(EXERCISE GOAL): Pick out each line below containing "PCoA".

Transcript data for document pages
● ● ●

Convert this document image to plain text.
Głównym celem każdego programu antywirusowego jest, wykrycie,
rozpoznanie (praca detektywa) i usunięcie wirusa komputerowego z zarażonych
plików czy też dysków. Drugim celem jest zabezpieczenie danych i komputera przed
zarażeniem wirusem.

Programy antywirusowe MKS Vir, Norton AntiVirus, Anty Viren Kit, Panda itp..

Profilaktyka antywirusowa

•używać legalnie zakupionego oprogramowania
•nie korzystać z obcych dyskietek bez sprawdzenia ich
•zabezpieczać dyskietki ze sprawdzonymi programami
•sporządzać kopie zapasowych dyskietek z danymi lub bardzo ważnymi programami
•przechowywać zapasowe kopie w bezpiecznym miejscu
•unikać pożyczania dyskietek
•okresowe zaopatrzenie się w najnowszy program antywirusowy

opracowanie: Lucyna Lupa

● ● ●

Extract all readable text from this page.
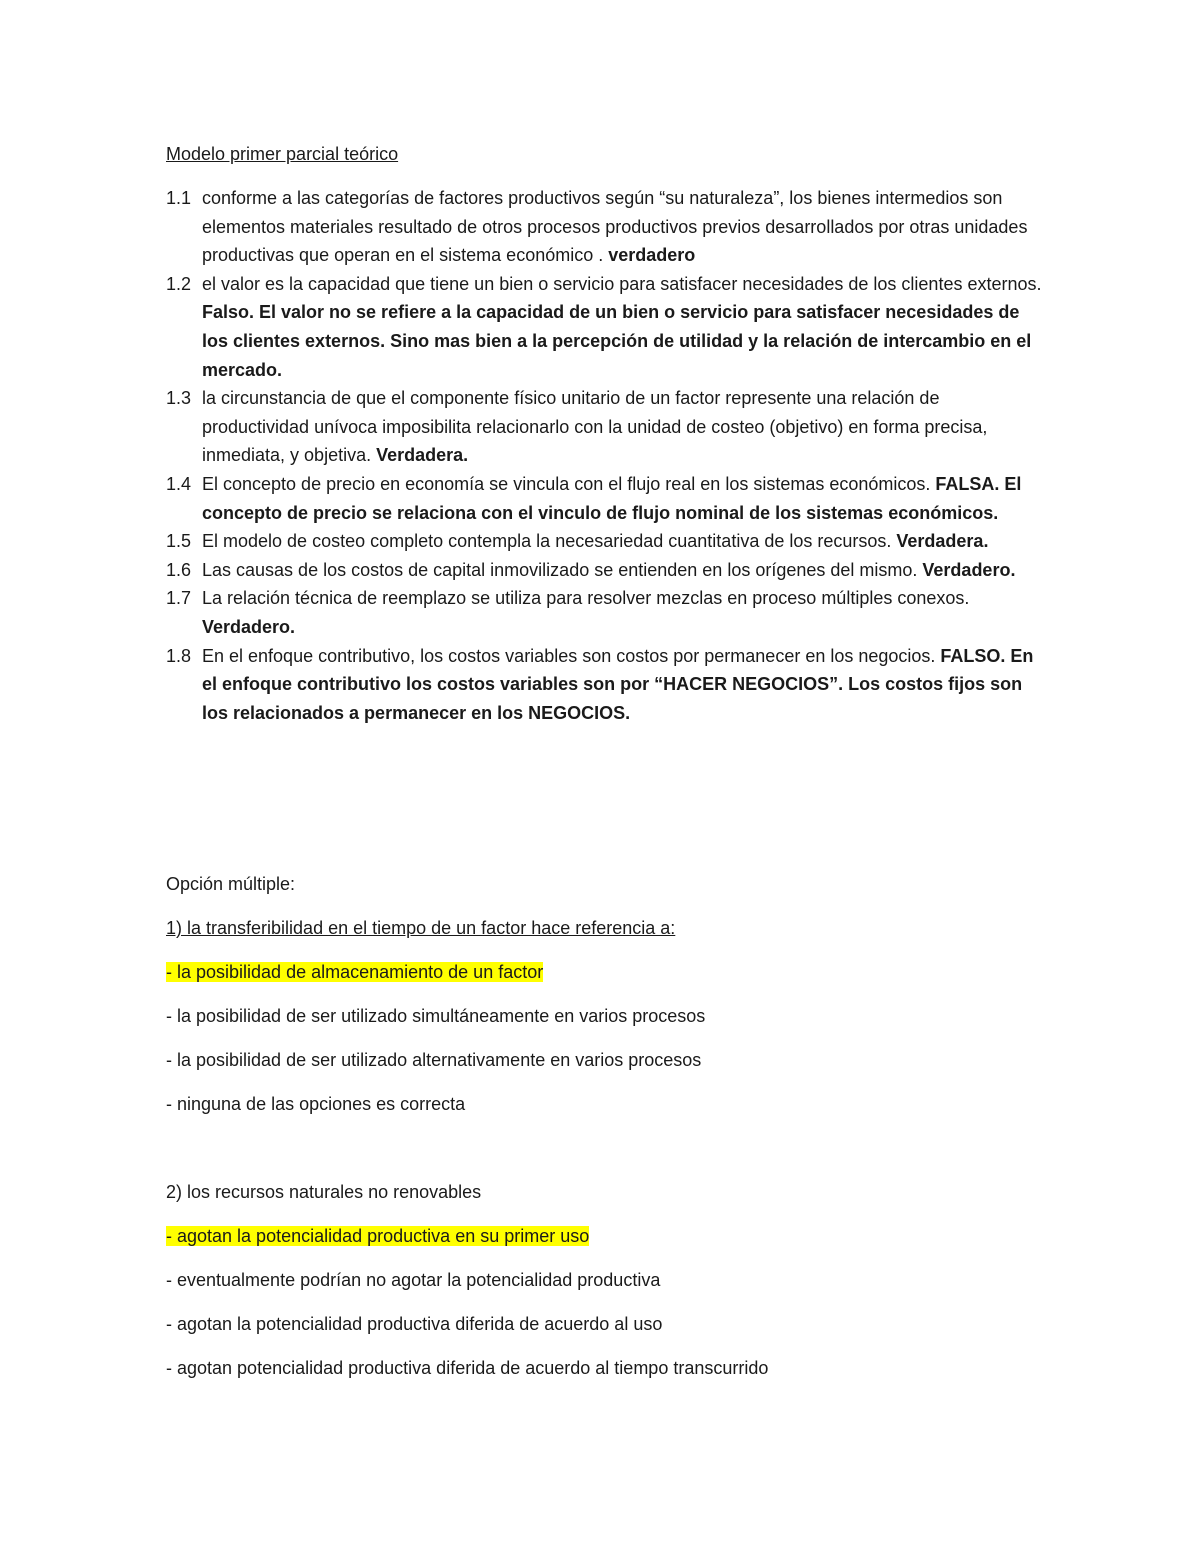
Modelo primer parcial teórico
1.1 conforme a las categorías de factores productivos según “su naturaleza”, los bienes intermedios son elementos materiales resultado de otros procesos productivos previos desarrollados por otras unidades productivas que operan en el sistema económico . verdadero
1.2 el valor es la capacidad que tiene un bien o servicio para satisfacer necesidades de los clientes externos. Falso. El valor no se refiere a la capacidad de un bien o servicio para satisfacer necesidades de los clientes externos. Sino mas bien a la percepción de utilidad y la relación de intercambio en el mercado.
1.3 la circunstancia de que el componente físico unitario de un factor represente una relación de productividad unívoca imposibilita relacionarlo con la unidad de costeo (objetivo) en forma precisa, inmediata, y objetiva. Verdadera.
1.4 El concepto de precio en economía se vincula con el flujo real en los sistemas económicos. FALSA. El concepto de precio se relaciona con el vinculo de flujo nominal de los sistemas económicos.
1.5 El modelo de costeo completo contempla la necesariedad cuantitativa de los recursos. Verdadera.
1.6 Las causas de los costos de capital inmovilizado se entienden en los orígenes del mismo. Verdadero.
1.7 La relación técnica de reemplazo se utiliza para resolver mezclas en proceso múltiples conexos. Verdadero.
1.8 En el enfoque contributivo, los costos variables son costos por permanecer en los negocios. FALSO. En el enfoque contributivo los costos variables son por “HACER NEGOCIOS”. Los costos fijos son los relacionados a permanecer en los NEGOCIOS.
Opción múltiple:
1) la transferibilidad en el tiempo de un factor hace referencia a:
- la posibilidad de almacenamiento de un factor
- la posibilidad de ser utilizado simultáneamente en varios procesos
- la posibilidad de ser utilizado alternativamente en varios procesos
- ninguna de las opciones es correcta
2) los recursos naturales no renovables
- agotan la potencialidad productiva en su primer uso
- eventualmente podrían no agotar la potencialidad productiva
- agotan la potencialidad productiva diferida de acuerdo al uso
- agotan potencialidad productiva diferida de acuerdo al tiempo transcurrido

● ● ●

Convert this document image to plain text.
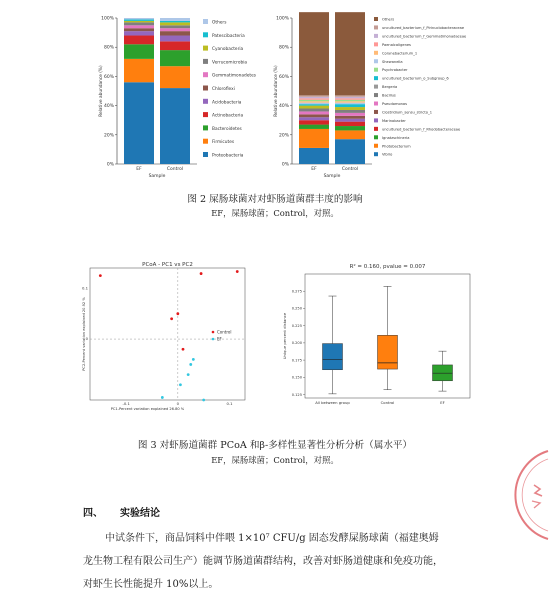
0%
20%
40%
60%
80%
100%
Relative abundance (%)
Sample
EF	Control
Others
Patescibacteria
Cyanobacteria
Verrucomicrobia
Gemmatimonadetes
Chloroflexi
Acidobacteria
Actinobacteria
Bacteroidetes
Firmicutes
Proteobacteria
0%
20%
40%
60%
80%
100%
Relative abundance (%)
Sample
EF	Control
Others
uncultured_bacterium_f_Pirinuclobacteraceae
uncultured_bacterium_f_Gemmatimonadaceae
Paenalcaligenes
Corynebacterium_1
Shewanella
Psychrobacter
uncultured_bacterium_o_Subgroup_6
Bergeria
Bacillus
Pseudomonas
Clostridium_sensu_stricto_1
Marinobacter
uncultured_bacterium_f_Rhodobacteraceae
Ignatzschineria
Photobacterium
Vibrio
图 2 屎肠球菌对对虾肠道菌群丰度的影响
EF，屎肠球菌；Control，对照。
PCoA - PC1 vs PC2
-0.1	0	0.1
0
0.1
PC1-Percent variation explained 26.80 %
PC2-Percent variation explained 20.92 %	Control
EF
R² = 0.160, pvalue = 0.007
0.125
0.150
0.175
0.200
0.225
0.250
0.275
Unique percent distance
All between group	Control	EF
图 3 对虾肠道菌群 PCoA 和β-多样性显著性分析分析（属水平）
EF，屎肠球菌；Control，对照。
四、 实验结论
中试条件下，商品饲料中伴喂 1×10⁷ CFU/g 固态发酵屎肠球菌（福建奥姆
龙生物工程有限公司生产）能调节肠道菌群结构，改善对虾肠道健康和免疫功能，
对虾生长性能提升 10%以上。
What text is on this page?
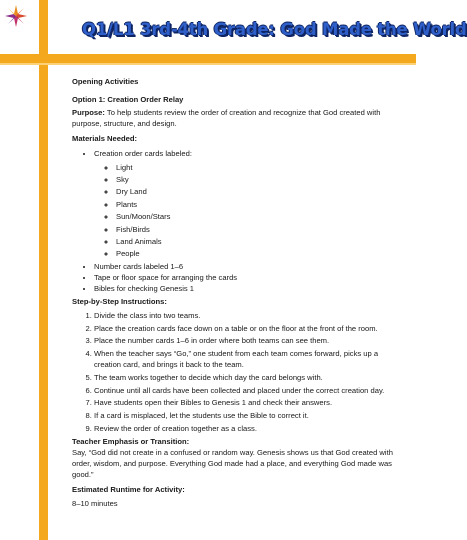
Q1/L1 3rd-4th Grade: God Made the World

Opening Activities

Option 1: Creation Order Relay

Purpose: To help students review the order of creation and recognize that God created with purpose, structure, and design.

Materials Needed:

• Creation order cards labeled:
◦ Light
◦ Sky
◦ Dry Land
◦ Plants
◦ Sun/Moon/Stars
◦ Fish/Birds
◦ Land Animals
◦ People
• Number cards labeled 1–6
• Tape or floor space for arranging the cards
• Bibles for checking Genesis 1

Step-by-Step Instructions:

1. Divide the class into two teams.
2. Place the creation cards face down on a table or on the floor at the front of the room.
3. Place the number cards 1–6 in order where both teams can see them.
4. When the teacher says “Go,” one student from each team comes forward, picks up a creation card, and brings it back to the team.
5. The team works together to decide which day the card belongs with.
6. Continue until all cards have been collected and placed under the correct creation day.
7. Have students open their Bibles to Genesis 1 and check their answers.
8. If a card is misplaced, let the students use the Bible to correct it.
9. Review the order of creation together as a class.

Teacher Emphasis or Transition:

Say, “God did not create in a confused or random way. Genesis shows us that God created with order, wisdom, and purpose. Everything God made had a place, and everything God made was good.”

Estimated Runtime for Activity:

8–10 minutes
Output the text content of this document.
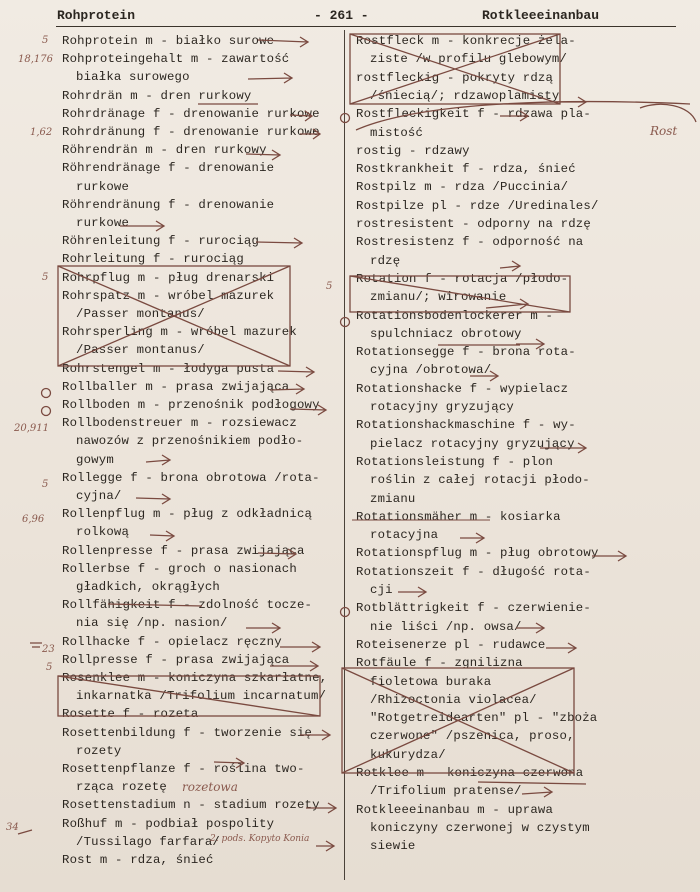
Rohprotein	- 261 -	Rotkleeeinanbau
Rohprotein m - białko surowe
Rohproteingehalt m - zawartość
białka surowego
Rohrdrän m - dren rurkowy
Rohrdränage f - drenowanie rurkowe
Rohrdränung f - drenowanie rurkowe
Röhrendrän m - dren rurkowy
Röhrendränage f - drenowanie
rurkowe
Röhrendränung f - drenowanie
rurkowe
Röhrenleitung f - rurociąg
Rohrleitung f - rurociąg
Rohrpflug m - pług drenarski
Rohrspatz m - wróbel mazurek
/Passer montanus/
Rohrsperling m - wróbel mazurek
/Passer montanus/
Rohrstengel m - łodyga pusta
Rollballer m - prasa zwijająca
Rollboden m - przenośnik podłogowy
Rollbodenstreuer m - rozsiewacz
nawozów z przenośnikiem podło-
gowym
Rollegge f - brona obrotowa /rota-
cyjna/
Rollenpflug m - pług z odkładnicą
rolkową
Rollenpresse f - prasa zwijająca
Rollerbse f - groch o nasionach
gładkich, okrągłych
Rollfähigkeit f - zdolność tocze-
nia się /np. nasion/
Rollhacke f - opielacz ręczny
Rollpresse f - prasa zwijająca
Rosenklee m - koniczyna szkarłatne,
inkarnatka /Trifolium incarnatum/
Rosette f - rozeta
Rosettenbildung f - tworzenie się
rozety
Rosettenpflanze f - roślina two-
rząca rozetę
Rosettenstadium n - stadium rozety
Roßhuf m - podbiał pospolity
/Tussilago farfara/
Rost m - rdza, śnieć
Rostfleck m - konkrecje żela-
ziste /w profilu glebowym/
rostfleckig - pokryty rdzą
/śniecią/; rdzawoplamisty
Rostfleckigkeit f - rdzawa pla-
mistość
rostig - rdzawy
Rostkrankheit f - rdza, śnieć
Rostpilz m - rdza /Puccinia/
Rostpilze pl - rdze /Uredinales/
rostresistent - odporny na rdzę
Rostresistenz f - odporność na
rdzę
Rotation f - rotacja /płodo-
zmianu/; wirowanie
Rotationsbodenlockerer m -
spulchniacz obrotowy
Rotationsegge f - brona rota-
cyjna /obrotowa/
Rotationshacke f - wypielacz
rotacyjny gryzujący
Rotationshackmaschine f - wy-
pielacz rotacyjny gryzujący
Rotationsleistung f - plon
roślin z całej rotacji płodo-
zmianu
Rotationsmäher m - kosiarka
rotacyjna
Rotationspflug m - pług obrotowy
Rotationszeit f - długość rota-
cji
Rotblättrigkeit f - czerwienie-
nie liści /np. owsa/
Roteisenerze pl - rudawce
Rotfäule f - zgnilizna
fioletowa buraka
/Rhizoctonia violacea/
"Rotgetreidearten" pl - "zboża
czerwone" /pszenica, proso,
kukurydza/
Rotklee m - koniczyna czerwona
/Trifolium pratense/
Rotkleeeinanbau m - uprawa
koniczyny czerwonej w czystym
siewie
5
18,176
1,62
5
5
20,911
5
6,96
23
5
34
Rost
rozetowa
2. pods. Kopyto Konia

● ● ●

(RESPONSE BOX):
PCoA - PC1 vs PC2
图 3 对虾肠道菌群 PCoA 和β-多样性显著性分析分析（属水平）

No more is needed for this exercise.